Pick out and copy every line below that has the word "name".
--- Begin Task data ---
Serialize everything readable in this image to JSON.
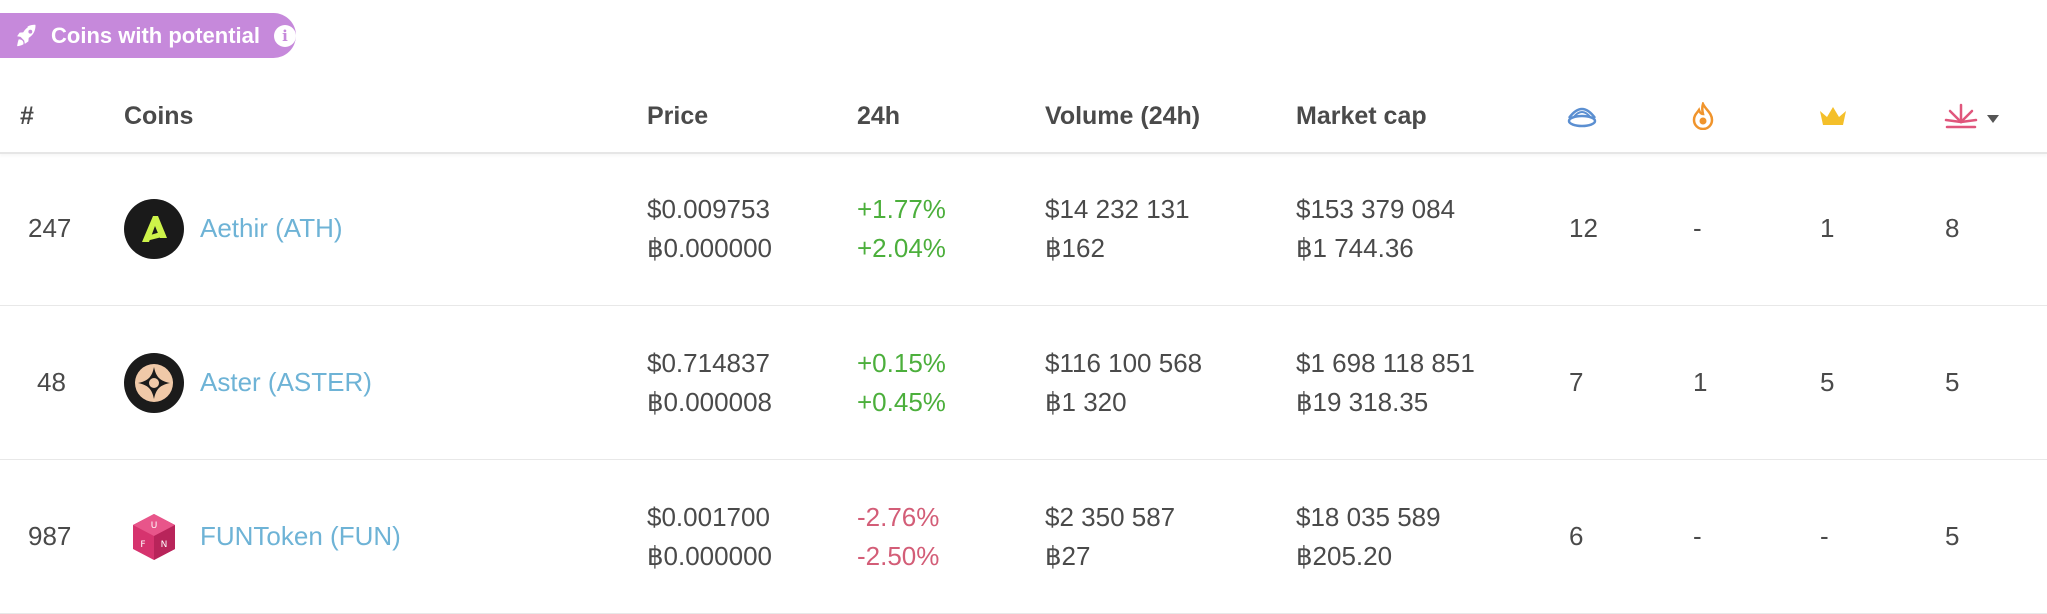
{
  "badge": {
    "label": "Coins with potential",
    "icon": "rocket-icon",
    "info_icon": "info-icon",
    "info_glyph": "i"
  },
  "columns": {
    "rank": "#",
    "coins": "Coins",
    "price": "Price",
    "change": "24h",
    "volume": "Volume (24h)",
    "market_cap": "Market cap",
    "icon1": "rainbow-bowl-icon",
    "icon2": "fire-icon",
    "icon3": "crown-icon",
    "icon4": "burst-icon",
    "sort_icon": "caret-down-icon"
  },
  "rows": [
    {
      "rank": "247",
      "name": "Aethir (ATH)",
      "logo": "aethir-logo",
      "price_usd": "$0.009753",
      "price_btc": "฿0.000000",
      "change_usd": "+1.77%",
      "change_btc": "+2.04%",
      "change_dir": "up",
      "volume_usd": "$14 232 131",
      "volume_btc": "฿162",
      "mcap_usd": "$153 379 084",
      "mcap_btc": "฿1 744.36",
      "c1": "12",
      "c2": "-",
      "c3": "1",
      "c4": "8"
    },
    {
      "rank": "48",
      "name": "Aster (ASTER)",
      "logo": "aster-logo",
      "price_usd": "$0.714837",
      "price_btc": "฿0.000008",
      "change_usd": "+0.15%",
      "change_btc": "+0.45%",
      "change_dir": "up",
      "volume_usd": "$116 100 568",
      "volume_btc": "฿1 320",
      "mcap_usd": "$1 698 118 851",
      "mcap_btc": "฿19 318.35",
      "c1": "7",
      "c2": "1",
      "c3": "5",
      "c4": "5"
    },
    {
      "rank": "987",
      "name": "FUNToken (FUN)",
      "logo": "funtoken-logo",
      "price_usd": "$0.001700",
      "price_btc": "฿0.000000",
      "change_usd": "-2.76%",
      "change_btc": "-2.50%",
      "change_dir": "down",
      "volume_usd": "$2 350 587",
      "volume_btc": "฿27",
      "mcap_usd": "$18 035 589",
      "mcap_btc": "฿205.20",
      "c1": "6",
      "c2": "-",
      "c3": "-",
      "c4": "5"
    }
  ],
  "colors": {
    "badge": "#c689db",
    "link": "#6eb3d6",
    "positive": "#4caf3c",
    "negative": "#d35d77"
  }
}
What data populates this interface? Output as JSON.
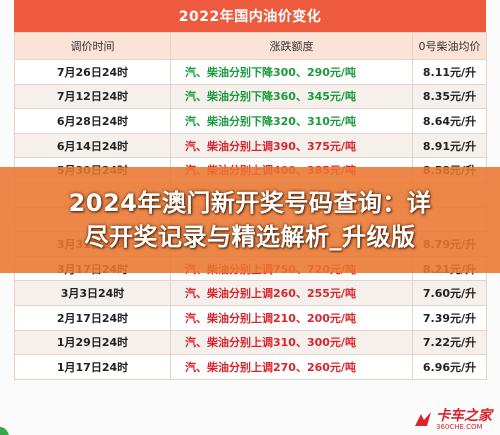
--- End Task data ---
__Exercise result__.
      "name": "Aethir (ATH)",
      "name": "Aster (ASTER)",
      "name": "FUNToken (FUN)",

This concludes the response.